#### DATA FOR THIS TASK:
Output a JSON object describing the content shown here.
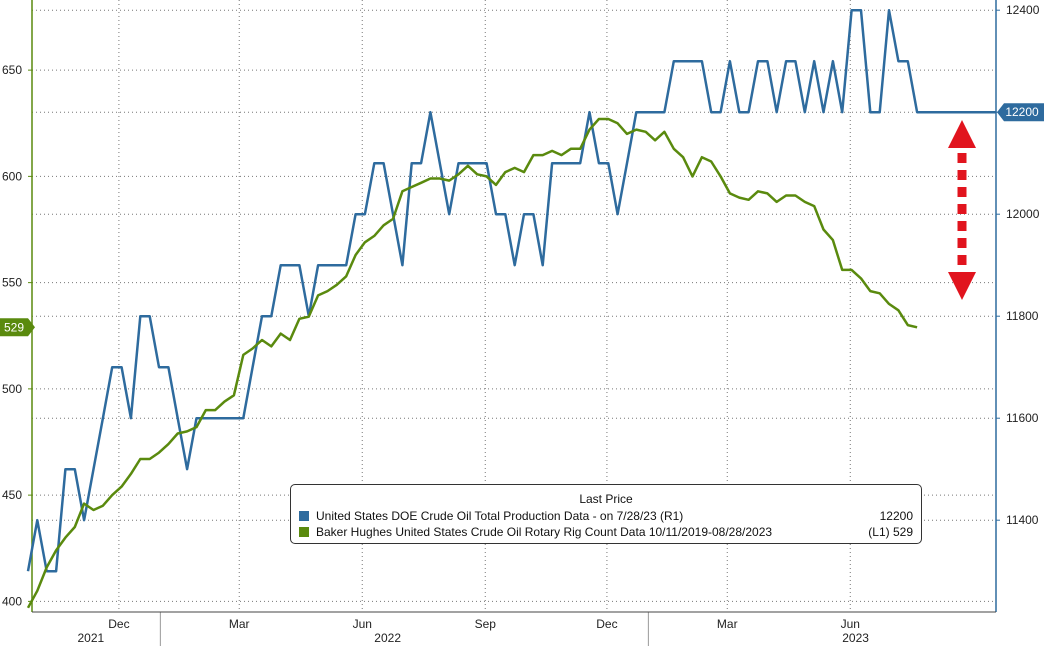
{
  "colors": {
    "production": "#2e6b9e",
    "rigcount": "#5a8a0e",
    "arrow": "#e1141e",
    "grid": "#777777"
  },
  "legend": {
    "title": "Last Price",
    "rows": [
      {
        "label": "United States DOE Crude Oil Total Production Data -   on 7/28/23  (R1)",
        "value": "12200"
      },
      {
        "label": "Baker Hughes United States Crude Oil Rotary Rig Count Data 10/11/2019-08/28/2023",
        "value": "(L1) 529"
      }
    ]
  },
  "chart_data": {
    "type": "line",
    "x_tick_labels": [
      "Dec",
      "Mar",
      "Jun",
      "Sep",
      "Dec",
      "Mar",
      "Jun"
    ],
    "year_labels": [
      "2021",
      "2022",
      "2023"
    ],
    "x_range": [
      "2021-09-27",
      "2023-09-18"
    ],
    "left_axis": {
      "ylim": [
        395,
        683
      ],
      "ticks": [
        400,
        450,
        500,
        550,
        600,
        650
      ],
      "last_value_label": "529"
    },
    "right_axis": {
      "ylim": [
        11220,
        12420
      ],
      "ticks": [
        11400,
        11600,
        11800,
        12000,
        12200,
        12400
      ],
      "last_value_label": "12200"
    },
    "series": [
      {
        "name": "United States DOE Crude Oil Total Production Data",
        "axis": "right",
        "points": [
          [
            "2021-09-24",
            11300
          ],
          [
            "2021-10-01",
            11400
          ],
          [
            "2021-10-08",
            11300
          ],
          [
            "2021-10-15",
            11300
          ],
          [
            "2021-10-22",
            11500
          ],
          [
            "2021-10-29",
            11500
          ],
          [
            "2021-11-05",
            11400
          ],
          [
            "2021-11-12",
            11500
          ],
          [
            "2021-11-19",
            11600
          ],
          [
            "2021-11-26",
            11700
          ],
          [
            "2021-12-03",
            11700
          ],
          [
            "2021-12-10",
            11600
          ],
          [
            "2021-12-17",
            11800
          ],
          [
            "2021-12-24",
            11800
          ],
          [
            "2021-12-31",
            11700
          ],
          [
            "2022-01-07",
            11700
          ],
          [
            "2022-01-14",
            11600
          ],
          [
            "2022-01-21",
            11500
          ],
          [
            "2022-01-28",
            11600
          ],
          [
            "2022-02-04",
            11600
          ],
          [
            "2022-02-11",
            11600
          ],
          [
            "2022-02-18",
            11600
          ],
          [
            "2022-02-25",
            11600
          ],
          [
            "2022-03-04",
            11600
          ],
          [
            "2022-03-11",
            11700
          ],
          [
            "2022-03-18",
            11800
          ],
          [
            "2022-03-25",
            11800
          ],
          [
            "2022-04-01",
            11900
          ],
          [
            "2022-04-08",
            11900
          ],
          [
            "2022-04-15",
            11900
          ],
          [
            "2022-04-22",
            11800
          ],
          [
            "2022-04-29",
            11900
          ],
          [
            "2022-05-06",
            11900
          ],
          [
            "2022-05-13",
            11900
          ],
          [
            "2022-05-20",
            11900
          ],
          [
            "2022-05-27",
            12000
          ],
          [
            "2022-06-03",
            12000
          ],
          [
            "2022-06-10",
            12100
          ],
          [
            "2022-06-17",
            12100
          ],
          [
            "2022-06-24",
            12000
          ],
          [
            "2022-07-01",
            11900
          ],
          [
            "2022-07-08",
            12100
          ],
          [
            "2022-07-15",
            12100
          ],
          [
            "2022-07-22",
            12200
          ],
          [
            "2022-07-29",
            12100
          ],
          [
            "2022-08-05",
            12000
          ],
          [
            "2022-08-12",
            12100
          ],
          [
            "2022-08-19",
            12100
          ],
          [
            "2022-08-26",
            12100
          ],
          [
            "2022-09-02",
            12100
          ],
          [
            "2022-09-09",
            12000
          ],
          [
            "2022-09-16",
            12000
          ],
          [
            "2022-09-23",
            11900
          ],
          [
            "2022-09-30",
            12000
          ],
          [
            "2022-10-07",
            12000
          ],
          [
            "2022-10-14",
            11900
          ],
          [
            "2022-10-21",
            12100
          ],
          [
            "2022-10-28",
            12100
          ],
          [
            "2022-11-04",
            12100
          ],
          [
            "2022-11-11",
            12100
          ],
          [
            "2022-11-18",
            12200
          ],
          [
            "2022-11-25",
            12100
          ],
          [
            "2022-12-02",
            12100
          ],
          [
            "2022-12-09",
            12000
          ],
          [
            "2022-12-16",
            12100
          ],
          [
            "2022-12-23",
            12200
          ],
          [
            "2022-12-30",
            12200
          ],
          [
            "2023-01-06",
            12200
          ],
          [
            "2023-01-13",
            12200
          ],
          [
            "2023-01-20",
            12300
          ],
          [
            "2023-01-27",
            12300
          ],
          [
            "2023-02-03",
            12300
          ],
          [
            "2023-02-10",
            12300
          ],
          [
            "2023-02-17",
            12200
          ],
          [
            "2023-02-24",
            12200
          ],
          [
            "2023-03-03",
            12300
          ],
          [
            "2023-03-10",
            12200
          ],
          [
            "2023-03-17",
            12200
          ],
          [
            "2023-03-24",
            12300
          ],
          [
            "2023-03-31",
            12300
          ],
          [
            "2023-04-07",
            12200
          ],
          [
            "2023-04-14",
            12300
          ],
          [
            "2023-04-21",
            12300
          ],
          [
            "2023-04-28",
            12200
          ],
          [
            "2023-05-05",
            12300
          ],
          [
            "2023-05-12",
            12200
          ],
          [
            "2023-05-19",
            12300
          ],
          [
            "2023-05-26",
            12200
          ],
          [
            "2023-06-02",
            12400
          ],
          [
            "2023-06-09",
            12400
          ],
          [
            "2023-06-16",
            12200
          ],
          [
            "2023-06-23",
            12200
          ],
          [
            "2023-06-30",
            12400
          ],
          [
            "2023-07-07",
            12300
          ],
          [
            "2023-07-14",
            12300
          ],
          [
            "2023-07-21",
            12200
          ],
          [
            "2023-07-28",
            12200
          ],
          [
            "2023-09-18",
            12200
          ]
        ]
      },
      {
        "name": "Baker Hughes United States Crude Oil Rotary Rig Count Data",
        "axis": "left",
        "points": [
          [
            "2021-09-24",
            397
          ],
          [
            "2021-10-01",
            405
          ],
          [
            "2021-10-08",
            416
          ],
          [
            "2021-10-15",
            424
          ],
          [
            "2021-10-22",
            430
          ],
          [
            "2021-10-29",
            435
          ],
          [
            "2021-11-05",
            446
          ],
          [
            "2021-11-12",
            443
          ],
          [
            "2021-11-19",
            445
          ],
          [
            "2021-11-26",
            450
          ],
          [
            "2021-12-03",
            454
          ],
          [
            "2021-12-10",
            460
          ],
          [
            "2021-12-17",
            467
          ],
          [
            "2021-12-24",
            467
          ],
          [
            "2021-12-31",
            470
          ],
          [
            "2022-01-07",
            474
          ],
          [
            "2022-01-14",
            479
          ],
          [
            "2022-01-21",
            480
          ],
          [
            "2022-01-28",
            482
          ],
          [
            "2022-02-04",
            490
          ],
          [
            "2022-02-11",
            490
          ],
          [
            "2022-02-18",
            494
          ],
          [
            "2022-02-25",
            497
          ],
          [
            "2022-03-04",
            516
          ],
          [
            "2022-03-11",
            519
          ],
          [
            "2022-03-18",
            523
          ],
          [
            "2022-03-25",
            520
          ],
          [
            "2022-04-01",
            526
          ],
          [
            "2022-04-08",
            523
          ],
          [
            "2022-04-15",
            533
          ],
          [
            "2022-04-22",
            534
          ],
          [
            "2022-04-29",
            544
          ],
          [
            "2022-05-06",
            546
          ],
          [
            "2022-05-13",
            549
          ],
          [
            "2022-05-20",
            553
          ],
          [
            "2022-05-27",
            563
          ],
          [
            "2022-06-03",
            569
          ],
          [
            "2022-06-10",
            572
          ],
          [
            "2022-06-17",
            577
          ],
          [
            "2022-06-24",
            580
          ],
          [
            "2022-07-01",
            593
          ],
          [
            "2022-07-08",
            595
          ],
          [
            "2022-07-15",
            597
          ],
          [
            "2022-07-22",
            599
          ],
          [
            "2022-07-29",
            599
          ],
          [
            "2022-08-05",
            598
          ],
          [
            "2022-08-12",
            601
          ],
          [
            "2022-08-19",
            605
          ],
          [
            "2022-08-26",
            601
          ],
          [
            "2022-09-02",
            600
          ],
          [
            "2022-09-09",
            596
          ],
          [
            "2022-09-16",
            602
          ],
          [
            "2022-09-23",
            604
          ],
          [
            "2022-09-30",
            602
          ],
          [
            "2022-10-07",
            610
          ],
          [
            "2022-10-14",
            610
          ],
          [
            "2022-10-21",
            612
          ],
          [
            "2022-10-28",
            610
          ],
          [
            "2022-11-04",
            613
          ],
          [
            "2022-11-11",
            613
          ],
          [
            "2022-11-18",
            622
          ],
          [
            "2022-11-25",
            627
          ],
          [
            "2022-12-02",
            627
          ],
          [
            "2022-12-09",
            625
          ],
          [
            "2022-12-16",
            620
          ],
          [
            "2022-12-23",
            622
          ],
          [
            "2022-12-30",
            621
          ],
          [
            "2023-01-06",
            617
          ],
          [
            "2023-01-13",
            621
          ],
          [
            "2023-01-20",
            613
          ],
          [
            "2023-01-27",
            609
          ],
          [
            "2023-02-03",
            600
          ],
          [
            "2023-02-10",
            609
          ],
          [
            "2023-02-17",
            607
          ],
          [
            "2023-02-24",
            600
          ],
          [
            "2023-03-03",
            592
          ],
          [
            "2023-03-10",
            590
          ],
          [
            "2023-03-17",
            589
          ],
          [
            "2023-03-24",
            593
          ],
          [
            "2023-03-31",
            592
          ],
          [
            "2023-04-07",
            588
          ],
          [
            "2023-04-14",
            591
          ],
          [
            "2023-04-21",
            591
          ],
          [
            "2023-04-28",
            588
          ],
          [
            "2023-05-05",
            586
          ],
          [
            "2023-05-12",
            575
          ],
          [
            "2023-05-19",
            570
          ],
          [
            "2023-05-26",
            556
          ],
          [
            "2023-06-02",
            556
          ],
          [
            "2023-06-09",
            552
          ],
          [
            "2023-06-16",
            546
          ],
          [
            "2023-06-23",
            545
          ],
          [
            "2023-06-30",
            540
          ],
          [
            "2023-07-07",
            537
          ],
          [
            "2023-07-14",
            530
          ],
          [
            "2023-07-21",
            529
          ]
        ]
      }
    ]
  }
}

#### SHORT TASK:
Where a line of the entries contains the word "Total", copy that line.

#### SOLUTION TO THE PROBLEM:
        "label": "United States DOE Crude Oil Total Production Data -   on 7/28/23  (R1)",
        "name": "United States DOE Crude Oil Total Production Data",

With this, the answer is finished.